対象テキスト:
マーク金井blog

2013年05月20日重心距離が長いクラブはなぜ振りづらいのか?

昨日のブログで、ゴルフクラブは進化の仮定でヘッドが大きくなり、それにともなって重心距離が長くなってきたと書きました。ドライバーとアイアンに関しては、この25年ぐらいで重心距離が10ミリ以上伸びてきています。パーシモンドライバーの頃は重心距離が31ミリ前後でしたが、今どきの460CCドライバーは重心距離が40ミリを超えているのがザラにあります。モデルによっては重心距離が44ミリ以上もあったりします。

さて、この重心距離。

重心距離

重心距離とはシャフト軸線からスイートスポット(フェース面上の重心位置)までの距離のことです。通常はヘッド(フェース)を大きくすれば、それに比例して重心距離も長くなります。そして重心距離が長くなるほど、飛距離性能がアップします。正しいタイミングでインパクトを迎えられるという前提においては、重視距離が35ミリと45ミリのドライバーを比較した場合、後者の方が飛び指数がアップします。マーク金井が打ち比べた場合、重心距離が5ミリ伸びてくると、3~5ヤードぐらいキャリーが伸びてきます。

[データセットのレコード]
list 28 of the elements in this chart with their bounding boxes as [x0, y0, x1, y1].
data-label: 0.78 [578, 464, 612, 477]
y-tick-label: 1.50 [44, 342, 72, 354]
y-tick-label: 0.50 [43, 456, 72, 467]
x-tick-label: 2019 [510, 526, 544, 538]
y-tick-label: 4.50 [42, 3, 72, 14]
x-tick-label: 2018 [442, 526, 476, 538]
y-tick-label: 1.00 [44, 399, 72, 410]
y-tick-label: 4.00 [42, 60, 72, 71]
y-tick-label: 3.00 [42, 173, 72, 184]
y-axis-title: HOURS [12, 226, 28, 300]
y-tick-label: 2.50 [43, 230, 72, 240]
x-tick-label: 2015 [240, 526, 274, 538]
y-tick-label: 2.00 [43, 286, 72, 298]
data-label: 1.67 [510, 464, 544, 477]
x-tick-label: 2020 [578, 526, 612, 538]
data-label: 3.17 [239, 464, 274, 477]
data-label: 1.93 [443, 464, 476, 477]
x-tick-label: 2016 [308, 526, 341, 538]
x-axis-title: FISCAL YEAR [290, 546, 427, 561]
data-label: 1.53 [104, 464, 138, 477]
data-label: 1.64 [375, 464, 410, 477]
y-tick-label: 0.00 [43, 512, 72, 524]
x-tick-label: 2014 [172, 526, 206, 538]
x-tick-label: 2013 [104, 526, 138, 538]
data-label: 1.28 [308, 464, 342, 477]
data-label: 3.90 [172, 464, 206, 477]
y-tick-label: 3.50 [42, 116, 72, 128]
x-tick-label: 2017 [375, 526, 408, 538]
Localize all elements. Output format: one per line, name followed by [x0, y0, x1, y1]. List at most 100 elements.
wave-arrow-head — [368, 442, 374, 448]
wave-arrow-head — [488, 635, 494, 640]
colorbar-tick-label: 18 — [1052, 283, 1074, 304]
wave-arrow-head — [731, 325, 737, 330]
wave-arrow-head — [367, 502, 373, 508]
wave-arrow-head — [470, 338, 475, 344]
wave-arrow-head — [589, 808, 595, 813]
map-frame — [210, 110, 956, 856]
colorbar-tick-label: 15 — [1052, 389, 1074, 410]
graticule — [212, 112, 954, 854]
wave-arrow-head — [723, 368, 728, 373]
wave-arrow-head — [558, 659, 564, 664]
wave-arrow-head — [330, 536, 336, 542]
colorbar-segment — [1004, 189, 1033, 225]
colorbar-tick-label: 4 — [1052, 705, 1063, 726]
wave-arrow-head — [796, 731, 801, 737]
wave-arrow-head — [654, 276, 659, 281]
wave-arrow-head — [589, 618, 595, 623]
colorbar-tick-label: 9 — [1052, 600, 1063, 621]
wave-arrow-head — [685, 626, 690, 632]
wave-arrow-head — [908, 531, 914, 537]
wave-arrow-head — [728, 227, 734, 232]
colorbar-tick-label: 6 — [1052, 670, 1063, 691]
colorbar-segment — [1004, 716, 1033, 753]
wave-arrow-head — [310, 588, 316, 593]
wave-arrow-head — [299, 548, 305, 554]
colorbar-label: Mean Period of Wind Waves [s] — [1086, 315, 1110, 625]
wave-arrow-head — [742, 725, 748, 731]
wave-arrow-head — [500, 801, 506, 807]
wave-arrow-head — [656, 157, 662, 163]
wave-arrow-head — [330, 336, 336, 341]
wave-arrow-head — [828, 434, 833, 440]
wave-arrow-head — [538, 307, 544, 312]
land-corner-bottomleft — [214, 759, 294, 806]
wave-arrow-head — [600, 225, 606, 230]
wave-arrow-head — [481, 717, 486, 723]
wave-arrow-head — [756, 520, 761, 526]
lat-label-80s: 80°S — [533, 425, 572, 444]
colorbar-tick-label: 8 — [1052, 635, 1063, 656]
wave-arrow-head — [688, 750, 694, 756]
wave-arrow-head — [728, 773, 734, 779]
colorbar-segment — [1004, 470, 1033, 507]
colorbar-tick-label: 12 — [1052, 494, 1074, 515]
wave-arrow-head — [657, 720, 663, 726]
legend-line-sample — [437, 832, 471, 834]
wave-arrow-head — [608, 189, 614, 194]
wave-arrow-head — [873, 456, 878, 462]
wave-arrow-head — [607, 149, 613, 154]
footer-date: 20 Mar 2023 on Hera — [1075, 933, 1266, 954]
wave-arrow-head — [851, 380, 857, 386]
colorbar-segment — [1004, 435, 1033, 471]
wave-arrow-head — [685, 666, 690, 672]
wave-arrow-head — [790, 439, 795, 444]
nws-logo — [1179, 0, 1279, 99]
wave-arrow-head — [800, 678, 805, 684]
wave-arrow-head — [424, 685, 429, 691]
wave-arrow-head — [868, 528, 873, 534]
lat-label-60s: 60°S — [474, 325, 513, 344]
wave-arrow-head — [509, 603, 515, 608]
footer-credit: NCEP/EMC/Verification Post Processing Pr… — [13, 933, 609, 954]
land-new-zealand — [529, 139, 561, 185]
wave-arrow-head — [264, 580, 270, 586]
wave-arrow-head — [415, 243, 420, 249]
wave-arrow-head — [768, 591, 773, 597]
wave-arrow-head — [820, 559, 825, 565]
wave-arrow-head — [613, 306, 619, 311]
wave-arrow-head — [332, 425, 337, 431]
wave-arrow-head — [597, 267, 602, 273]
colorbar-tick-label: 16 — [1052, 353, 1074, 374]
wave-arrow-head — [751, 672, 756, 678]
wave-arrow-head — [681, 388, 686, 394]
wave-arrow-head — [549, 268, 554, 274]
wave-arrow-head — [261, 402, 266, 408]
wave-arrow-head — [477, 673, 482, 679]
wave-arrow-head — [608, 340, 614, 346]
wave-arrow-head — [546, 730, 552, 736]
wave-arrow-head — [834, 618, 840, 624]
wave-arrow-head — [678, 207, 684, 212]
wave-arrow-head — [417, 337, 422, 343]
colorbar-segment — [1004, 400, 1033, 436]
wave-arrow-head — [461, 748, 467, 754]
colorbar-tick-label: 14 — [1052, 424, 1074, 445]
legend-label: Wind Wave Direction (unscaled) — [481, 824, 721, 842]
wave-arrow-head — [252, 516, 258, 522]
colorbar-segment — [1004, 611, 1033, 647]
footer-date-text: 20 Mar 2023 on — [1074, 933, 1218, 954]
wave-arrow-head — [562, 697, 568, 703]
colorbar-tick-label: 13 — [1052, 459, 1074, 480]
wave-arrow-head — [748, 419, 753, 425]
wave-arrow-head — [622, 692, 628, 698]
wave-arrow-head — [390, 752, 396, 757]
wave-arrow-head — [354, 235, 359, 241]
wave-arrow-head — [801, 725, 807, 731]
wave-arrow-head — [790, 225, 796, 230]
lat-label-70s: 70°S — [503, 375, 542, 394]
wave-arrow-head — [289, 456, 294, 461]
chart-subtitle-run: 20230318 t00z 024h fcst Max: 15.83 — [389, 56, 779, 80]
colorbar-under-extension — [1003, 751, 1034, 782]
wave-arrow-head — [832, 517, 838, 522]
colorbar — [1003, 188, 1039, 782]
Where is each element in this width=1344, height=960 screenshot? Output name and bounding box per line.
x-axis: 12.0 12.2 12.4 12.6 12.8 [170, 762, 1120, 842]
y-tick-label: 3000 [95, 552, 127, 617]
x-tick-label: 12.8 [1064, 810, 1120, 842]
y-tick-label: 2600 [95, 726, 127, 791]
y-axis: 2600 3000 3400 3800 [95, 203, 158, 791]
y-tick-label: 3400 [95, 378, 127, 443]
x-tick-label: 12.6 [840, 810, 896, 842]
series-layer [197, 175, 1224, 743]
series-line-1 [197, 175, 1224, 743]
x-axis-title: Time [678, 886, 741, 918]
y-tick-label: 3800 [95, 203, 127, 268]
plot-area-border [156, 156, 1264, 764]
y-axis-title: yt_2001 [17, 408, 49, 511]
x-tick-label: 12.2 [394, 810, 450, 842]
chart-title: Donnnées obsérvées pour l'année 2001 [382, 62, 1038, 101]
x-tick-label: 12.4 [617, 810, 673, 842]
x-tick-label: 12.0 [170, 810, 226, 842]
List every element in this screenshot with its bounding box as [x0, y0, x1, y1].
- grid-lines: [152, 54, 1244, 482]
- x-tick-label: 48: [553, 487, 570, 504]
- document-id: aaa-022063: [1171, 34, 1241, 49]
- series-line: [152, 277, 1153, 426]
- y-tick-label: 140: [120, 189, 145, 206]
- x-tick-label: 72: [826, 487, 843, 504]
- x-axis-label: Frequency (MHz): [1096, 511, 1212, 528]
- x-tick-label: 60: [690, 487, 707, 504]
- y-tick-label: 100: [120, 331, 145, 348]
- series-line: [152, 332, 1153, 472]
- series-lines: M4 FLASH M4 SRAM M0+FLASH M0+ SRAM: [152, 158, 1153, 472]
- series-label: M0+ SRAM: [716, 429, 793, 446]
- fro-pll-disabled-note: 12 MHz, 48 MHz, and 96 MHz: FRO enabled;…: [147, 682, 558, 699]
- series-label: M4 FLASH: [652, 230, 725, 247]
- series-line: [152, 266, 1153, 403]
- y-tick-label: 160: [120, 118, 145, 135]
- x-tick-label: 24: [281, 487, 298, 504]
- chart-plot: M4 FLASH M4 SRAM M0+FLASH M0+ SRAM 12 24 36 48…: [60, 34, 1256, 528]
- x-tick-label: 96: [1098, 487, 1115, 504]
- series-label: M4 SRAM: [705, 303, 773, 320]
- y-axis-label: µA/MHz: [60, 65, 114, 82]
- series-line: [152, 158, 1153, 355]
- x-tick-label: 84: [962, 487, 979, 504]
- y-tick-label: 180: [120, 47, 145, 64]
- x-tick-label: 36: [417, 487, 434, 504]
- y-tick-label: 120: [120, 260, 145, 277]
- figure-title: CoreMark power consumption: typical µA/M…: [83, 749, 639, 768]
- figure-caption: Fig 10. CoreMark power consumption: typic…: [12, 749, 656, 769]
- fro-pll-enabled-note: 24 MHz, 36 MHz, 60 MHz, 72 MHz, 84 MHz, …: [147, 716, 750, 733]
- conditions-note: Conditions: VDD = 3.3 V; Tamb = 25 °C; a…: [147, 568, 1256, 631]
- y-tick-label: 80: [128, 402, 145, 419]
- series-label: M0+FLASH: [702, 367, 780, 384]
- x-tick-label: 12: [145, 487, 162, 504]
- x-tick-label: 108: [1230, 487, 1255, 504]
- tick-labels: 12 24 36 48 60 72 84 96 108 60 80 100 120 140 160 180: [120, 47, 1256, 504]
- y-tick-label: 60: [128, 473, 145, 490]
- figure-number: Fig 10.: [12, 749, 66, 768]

課題:
**A.** 重心距離の記事で、ドライバーの重心距離の値として書かれている数値を、記事中の表記どおりにすべて挙げてください。伸びた量を表す数値は含めません。
**B.** 重心距離の記事を、最後の文の次から書き継いでください。

解答:
**A.**
- 31ミリ前後(パーシモンドライバー)
- 40ミリを超えている(今どきの460CCドライバー)
- 44ミリ以上(モデルによって)
- 35ミリ(比較対象のドライバー)
- 45ミリ(比較対象のドライバー)

**B.**
そして、同じクラブ重量で重心距離が異なるドライバーを打ち比べてもらうと、90%以上のゴルファーは重心距離が長くなるほどほとんど振りづらいと感想を漏らします。加えて、重心距離が長くなるほど振り遅れのミスが目立つようになります。なぜ振りづらさに違いが出るかというと‥‥

重心距離が長くなるほどフェースを返すのに大きな力が求められるからです。特に、テークバックでフェースが開く人、トップでシャフトクロスになっている人の場合、重心距離が長くなるほど振り遅れのミスが出やすくなります。重心距離が長いクラブの場合、いったんフェースを開いてしまうと開いたままインパクトを迎えることになるからです。意識するしないにかかわらず、重心距離というのはスイングに多大な影響を与えるのです。

重心距離がスイングに与える影響‥‥

これを理解するには実際に体感してもらうのが一番確実です。アナライズの神田スタジオには世界一番で重心距離が長いゴルフクラブと、世界で一番重いと重られるゴルフクラブがあります。それがこれと、これっ!!

P1030553

MSウエッジとゴルフボールと並べるとその大きさがわかると思います

世界で一番重心距離が長いクラブはXLアイアンと呼ばれる練習クラブ。ヘッドの大きさは卓球のラケット以上、テニスのラケット以下という大きさ。日本オープンが古賀ゴルフクラブで開催された時、優勝した片山晋呉はこの超デカヘッドアイアンで毎朝練習していました。フェース面がプラスティックなのでゴルフボールを打てませんが、スポンジボールならば打てます。ちなみに片山プロは金属の板を張り付けてゴルフボールを打っていました。

P1030552

構えるとこんな感じ

世界で一番重いと思われる練習器具はモメンタススイングトレーナー。重量は約1150g。非常に重いですがヘッドは昔の7番アイアンぐらいと非常に小ぶりです。重いけれど、こちらは重心距離が非常に短いクラブです。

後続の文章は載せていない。